>> START The records

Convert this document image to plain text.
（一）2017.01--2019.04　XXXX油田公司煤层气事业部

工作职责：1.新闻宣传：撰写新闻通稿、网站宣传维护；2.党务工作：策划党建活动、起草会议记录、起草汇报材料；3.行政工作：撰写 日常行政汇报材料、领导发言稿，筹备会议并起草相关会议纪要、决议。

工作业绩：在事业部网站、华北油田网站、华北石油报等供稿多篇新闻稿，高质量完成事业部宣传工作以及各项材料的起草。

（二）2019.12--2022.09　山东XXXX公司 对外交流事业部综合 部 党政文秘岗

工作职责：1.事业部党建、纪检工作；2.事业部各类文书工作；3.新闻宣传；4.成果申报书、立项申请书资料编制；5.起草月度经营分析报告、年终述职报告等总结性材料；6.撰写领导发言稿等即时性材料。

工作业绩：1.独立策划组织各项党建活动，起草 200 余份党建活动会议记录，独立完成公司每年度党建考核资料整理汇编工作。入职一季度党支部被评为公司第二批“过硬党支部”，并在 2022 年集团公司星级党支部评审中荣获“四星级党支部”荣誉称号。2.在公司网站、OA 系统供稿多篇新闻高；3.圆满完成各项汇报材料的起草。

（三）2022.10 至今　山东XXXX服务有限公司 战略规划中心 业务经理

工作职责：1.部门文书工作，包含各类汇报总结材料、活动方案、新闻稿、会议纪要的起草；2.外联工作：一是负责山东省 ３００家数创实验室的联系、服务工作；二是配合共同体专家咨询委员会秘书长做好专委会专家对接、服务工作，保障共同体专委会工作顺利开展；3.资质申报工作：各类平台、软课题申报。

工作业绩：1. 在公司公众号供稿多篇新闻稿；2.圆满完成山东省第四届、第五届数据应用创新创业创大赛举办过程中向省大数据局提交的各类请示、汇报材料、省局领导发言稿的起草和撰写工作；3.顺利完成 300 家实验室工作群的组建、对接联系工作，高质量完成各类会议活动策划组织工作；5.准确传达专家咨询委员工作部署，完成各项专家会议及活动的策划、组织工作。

>> END The records

▶ **Task objective**:
Exactly reproduce all of the entries above.

▶ **Reply**:
Convert this document image to plain text.
（一）2017.01--2019.04　XXXX油田公司煤层气事业部

工作职责：1.新闻宣传：撰写新闻通稿、网站宣传维护；2.党务工作：策划党建活动、起草会议记录、起草汇报材料；3.行政工作：撰写 日常行政汇报材料、领导发言稿，筹备会议并起草相关会议纪要、决议。

工作业绩：在事业部网站、华北油田网站、华北石油报等供稿多篇新闻稿，高质量完成事业部宣传工作以及各项材料的起草。

（二）2019.12--2022.09　山东XXXX公司 对外交流事业部综合 部 党政文秘岗

工作职责：1.事业部党建、纪检工作；2.事业部各类文书工作；3.新闻宣传；4.成果申报书、立项申请书资料编制；5.起草月度经营分析报告、年终述职报告等总结性材料；6.撰写领导发言稿等即时性材料。

工作业绩：1.独立策划组织各项党建活动，起草 200 余份党建活动会议记录，独立完成公司每年度党建考核资料整理汇编工作。入职一季度党支部被评为公司第二批“过硬党支部”，并在 2022 年集团公司星级党支部评审中荣获“四星级党支部”荣誉称号。2.在公司网站、OA 系统供稿多篇新闻高；3.圆满完成各项汇报材料的起草。

（三）2022.10 至今　山东XXXX服务有限公司 战略规划中心 业务经理

工作职责：1.部门文书工作，包含各类汇报总结材料、活动方案、新闻稿、会议纪要的起草；2.外联工作：一是负责山东省 ３００家数创实验室的联系、服务工作；二是配合共同体专家咨询委员会秘书长做好专委会专家对接、服务工作，保障共同体专委会工作顺利开展；3.资质申报工作：各类平台、软课题申报。

工作业绩：1. 在公司公众号供稿多篇新闻稿；2.圆满完成山东省第四届、第五届数据应用创新创业创大赛举办过程中向省大数据局提交的各类请示、汇报材料、省局领导发言稿的起草和撰写工作；3.顺利完成 300 家实验室工作群的组建、对接联系工作，高质量完成各类会议活动策划组织工作；5.准确传达专家咨询委员工作部署，完成各项专家会议及活动的策划、组织工作。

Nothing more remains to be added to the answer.